§ WORKING DATA:
---

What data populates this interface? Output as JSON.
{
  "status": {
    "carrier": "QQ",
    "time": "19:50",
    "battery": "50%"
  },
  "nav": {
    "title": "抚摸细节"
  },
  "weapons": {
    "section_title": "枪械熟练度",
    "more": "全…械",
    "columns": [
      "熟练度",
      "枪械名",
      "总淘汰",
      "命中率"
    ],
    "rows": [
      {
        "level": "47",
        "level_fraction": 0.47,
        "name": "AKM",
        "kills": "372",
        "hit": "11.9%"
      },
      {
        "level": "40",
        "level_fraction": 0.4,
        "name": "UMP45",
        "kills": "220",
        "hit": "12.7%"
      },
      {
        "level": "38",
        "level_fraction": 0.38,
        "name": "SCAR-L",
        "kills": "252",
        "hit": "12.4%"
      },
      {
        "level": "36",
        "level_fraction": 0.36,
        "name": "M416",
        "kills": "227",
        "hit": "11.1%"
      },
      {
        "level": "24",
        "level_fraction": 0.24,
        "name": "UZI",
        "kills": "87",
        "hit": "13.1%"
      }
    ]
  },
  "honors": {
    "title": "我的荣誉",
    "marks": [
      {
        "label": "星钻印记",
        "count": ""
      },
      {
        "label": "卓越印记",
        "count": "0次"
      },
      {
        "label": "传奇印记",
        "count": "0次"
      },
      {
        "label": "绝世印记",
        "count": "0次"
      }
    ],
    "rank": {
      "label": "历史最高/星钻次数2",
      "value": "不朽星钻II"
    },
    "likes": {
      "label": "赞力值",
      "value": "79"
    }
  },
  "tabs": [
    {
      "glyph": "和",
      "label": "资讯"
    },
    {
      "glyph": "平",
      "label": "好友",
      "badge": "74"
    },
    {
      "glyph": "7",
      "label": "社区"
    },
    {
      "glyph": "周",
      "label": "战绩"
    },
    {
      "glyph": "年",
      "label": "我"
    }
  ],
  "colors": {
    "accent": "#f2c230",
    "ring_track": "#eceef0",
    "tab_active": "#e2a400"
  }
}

---

§ EXERCISE DIRECTIONS:
Copy the records above exactly.

§ RESULT OF THE EXERCISE:
What data populates this interface? Output as JSON.
{
  "status": {
    "carrier": "QQ",
    "time": "19:50",
    "battery": "50%"
  },
  "nav": {
    "title": "抚摸细节"
  },
  "weapons": {
    "section_title": "枪械熟练度",
    "more": "全…械",
    "columns": [
      "熟练度",
      "枪械名",
      "总淘汰",
      "命中率"
    ],
    "rows": [
      {
        "level": "47",
        "level_fraction": 0.47,
        "name": "AKM",
        "kills": "372",
        "hit": "11.9%"
      },
      {
        "level": "40",
        "level_fraction": 0.4,
        "name": "UMP45",
        "kills": "220",
        "hit": "12.7%"
      },
      {
        "level": "38",
        "level_fraction": 0.38,
        "name": "SCAR-L",
        "kills": "252",
        "hit": "12.4%"
      },
      {
        "level": "36",
        "level_fraction": 0.36,
        "name": "M416",
        "kills": "227",
        "hit": "11.1%"
      },
      {
        "level": "24",
        "level_fraction": 0.24,
        "name": "UZI",
        "kills": "87",
        "hit": "13.1%"
      }
    ]
  },
  "honors": {
    "title": "我的荣誉",
    "marks": [
      {
        "label": "星钻印记",
        "count": ""
      },
      {
        "label": "卓越印记",
        "count": "0次"
      },
      {
        "label": "传奇印记",
        "count": "0次"
      },
      {
        "label": "绝世印记",
        "count": "0次"
      }
    ],
    "rank": {
      "label": "历史最高/星钻次数2",
      "value": "不朽星钻II"
    },
    "likes": {
      "label": "赞力值",
      "value": "79"
    }
  },
  "tabs": [
    {
      "glyph": "和",
      "label": "资讯"
    },
    {
      "glyph": "平",
      "label": "好友",
      "badge": "74"
    },
    {
      "glyph": "7",
      "label": "社区"
    },
    {
      "glyph": "周",
      "label": "战绩"
    },
    {
      "glyph": "年",
      "label": "我"
    }
  ],
  "colors": {
    "accent": "#f2c230",
    "ring_track": "#eceef0",
    "tab_active": "#e2a400"
  }
}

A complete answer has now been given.